Short exercise:
Copy all lines below containing "this".

Material for the task:
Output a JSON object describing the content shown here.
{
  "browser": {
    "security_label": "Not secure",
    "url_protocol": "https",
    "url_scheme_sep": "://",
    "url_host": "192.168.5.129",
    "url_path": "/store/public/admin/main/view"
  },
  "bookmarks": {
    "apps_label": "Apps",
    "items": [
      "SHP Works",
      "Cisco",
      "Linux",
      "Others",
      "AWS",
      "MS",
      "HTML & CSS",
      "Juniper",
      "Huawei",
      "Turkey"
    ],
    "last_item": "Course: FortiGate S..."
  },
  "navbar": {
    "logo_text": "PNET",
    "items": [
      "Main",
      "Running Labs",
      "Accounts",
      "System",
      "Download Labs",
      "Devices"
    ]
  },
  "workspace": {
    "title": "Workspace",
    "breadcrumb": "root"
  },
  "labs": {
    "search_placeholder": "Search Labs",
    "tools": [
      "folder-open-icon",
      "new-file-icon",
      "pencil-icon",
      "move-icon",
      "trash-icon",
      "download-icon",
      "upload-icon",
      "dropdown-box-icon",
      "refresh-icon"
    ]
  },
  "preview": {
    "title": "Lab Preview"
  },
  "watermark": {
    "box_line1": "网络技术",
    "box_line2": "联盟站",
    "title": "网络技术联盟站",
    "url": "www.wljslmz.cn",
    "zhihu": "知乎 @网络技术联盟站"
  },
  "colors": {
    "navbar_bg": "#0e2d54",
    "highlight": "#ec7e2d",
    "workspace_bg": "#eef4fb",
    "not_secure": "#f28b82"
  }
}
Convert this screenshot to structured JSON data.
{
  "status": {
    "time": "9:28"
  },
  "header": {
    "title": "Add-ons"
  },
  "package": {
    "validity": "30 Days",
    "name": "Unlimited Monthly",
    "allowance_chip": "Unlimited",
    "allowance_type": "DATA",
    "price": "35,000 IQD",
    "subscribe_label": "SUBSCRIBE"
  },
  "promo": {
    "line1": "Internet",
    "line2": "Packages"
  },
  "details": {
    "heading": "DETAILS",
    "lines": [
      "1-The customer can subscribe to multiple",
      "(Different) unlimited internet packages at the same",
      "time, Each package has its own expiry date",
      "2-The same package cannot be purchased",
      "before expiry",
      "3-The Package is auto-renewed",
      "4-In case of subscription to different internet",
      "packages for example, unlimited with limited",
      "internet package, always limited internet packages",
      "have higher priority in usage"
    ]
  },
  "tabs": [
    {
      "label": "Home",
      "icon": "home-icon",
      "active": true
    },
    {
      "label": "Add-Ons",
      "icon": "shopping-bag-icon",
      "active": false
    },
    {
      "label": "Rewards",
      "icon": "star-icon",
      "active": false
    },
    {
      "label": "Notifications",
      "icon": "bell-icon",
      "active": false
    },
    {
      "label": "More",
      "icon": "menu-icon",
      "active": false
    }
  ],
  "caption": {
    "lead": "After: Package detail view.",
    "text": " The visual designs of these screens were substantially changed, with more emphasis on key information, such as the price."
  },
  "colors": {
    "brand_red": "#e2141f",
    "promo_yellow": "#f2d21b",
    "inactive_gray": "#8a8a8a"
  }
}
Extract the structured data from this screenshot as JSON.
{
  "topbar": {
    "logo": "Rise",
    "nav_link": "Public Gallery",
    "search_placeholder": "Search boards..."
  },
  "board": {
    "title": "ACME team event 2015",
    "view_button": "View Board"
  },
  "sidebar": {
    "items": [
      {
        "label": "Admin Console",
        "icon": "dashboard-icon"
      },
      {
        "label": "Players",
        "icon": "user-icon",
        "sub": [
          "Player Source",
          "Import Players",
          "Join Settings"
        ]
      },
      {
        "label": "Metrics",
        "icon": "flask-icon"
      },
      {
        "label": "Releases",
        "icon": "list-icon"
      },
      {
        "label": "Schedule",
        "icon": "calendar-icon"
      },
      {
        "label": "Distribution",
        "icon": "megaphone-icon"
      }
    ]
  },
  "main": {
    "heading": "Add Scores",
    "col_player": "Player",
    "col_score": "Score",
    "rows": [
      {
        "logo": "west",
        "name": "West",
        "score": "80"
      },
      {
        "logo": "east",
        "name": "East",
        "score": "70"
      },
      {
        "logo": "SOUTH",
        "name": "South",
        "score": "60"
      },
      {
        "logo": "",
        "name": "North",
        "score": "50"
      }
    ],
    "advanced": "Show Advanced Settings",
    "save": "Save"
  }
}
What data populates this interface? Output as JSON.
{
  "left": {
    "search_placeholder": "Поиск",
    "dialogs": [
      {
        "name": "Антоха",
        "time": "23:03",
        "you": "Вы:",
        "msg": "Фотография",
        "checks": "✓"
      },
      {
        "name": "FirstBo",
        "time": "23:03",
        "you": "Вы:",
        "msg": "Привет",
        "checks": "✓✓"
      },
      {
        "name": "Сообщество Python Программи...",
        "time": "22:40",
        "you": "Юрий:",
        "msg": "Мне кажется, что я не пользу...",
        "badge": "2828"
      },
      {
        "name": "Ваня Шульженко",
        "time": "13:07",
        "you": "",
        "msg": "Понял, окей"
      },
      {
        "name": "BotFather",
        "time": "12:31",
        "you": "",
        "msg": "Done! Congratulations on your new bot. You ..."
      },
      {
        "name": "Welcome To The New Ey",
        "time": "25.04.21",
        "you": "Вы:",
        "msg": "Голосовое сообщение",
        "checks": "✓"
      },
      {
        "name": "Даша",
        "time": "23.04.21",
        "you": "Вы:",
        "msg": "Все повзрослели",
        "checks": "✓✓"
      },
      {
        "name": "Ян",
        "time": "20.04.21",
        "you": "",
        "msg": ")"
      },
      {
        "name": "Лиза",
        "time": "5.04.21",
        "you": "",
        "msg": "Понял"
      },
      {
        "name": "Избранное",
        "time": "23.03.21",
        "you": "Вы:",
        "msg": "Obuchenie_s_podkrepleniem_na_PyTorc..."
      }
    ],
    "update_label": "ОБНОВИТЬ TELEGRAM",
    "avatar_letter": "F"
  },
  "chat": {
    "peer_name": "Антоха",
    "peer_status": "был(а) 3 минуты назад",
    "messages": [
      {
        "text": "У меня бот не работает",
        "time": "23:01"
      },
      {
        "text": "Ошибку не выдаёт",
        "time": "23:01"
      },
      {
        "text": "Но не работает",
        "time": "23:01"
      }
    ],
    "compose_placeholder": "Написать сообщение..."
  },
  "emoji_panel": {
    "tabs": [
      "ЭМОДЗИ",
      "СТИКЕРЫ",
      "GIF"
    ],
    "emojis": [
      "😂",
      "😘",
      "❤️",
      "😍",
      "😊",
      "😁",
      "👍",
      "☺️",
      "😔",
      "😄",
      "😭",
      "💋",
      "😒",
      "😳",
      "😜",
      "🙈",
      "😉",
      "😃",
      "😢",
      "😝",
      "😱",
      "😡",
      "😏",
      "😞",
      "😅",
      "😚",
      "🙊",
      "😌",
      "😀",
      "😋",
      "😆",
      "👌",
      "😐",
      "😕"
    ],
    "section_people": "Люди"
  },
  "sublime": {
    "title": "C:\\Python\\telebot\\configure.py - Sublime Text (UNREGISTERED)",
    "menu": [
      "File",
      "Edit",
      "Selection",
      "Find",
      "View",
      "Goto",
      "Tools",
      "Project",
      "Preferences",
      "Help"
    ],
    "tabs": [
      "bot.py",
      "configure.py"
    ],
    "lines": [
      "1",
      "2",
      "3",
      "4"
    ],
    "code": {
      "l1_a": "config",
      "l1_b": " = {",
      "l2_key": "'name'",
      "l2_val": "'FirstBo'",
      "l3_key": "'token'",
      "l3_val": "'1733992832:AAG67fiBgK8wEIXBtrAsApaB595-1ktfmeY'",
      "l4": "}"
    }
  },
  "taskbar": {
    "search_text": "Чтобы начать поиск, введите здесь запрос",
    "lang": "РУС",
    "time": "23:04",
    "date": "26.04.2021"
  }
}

The response:
Convert this screenshot to structured JSON data.
Extract the structured data from this screenshot as JSON.
What data populates this interface? Output as JSON.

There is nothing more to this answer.